- [Provided text]:
===============

The 20 Coolest Low Volume Supercars to Blow Your Mind
All special, all expensive, and all unimaginably rare
You have probably never heard about some cars on this extensive list. However, knowing as much as possible about the 20 coolest low-volume supercars may entice you to dig more about the rarest machines to ever roam the earth. Although I am writing about 20 different models, only slightly more than 3,800 of them actually exist, and the Porsche 911 Carrera S 2.7 makes up 1,500 of those units.
Apollo Intensa Emozione
This car surfaced only weeks ago and stirs a bowl of old-school ingredients with a bit of a modern twist. The naturally-aspirated V12 with 780 hp is definitely its best asset – aside from the mad looks obviously. The machine is linked with a six-speed sequential transmission and defies all the trends of today’s hypercars. The Apollo Intensa Emozione irrevocably ties us with the best motoring practices that are in the process of dying out right now. The price is on the insane side of things, of course. The company that once was Gumpert priced the car at $3.2 million.
Production: 10 units
A roofless version of the Ferrari LaFerrari most certainly fits the requirements to be included in this list of the 20 coolest low volume supercars to blow your mind. Based on the same architecture as the standard LaFerrari, the Aperta actually reached only 200 buyers, making it one of the rarest Ferraris of all time. Unlike the LaFerrari, the LaFerrari Aperta had been thoroughly updated on the lower sections. Thanks to the advanced support system, lack of a roof did not affect the characteristics of the machine. It is still an extreme driving joy with 950 hp. While there may well be some for sale, we are not exactly sure how expensive would they be. 5+mil probably.

===============

- [Provided information]:

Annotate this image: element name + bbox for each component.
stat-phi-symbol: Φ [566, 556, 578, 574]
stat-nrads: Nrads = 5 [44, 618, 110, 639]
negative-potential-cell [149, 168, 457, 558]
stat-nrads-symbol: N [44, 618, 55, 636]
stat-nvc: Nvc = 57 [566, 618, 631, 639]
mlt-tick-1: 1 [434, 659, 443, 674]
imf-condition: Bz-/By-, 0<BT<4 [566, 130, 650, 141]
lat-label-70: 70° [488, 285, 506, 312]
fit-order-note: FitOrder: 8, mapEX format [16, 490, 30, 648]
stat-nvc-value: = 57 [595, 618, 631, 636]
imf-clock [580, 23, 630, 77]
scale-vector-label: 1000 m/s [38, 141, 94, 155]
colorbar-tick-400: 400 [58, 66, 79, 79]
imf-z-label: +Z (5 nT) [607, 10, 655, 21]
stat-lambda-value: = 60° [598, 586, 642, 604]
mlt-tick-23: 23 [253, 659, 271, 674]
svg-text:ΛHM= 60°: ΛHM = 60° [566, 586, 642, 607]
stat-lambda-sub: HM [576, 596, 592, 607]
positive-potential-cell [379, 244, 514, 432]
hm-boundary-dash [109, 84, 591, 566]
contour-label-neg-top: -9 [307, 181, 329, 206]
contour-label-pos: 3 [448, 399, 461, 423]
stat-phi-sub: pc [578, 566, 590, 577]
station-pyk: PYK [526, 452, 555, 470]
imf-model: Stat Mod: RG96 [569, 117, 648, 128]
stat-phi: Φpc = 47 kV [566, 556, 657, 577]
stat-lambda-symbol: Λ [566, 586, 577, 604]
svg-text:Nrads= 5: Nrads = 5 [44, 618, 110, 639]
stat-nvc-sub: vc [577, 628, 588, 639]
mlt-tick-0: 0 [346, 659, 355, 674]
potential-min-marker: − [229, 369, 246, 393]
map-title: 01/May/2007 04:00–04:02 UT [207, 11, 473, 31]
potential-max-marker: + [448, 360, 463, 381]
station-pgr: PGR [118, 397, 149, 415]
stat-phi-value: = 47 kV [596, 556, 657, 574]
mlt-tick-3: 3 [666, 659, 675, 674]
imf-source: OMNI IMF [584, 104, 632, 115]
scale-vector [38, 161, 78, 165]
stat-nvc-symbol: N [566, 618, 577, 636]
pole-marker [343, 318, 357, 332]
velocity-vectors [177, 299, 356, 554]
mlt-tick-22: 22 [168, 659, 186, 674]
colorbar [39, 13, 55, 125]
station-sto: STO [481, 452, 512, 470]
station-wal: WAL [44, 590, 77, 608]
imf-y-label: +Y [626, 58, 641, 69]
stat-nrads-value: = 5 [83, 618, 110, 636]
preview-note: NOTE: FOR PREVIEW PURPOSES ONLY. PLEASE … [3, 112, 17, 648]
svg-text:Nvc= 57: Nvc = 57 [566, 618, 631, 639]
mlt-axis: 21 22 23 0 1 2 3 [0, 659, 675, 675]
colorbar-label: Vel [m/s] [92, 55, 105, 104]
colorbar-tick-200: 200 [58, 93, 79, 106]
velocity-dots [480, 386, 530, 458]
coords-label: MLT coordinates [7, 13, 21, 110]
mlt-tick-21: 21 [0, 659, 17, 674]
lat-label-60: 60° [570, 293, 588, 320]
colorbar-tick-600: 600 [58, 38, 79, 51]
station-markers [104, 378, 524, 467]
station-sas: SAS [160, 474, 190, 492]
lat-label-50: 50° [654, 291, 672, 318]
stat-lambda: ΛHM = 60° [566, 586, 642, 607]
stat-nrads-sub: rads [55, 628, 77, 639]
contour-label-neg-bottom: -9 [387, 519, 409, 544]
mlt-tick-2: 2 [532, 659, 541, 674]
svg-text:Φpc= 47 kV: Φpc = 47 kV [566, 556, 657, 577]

===============

- [Problems to solve]:
1) In the article on low-volume supercars, what price did the company that once was Gumpert set for the Apollo Intensa Emozione?
2) Summarize the article on low-volume supercars in two sentences.
3) Carry on the article on low-volume supercars from the point where it stops.

- [Answers to the problems]:
1) $3.2 million.

2) The article covers 20 rare supercars, of which only slightly more than 3,800 units exist, and 1,500 of those are the Porsche 911 Carrera S 2.7. It describes the Apollo Intensa Emozione, a 10-unit car with a 780 hp naturally aspirated V12 and a $3.2 million price, and the roofless LaFerrari Aperta, which reached only 200 buyers and has 950 hp.

3)
Production: 200 units
This is the ultimate Aston Martin car. It is, with the Mercedes-AMG Project One, the most extreme road machine that ever roamed the face of the earth. See, the car took a number of astonishing Formula 1 technologies and integrated them into a car with a V12 engine producing north of 1,000hp. As it turns out, the Valkyrie can rival even the speed and performance of F1 cars in a track setting.
Production: 150 units
This is the car that turned the industry upside down. A car with 1,001 hp, all-wheel drive, and an exceptionally high-quality build showed that we have much more to explore about speed. In its most extreme iteration, the Veyron SuperSport disposes of with an astounding 1,200 hp. It is a car so special it started appreciating right after the first unit was sold – a success only a handful of cars have managed. Now, a machine built in Molsheim easily reaches the price of $2 mil. Used.
Production: 450 units
Another Bugatti. The Veyron’s successor was a dramatic improvement over the already bonkers Veyron. The latest Bugatti iteration made the jump to 1,500 hp and it is possibly the first production car to be capable of accelerating to 60 mph in the 2-second region. Sure, that Tesla Roadster could be quicker, but we will have to wait for more than 2 years to confirm it.
Nevertheless, the Chiron is an exercise in the ultimate. A hypercar in a category so extreme it took the likes of Koenigsegg to beat its records.
Production: Limited to 500 units
If you are the type of a gearhead who appreciates linking cars and art, then you have to love the Huayra. The handbuilt supercar is Horacio Pagani’s latest work of art smartly packing the latest technology. Including a 700+hp AMG engine, it is seriously expensive. And when ordering one you will have a chance to talk with Horacio himself in order to get the best possible customer treatment. No wonder prices go up to $2.5 million for the most extreme versions (like the Huayra BC)
Production: the first production run of 100 vehicles is sold out
This one isn’t exactly a production car, but it definitely is one of the coolest low volume supercars out there. As the star of the James Bond movie Spectre, the C-X75 actually appeared in 2010 as a turbine-powered supercar concept. Jaguar delivered seven units for filming, but those cars were actually mechanically unrelated to the concept. In fact, they were built around Rally car architecture and featured a five liter V8 motor.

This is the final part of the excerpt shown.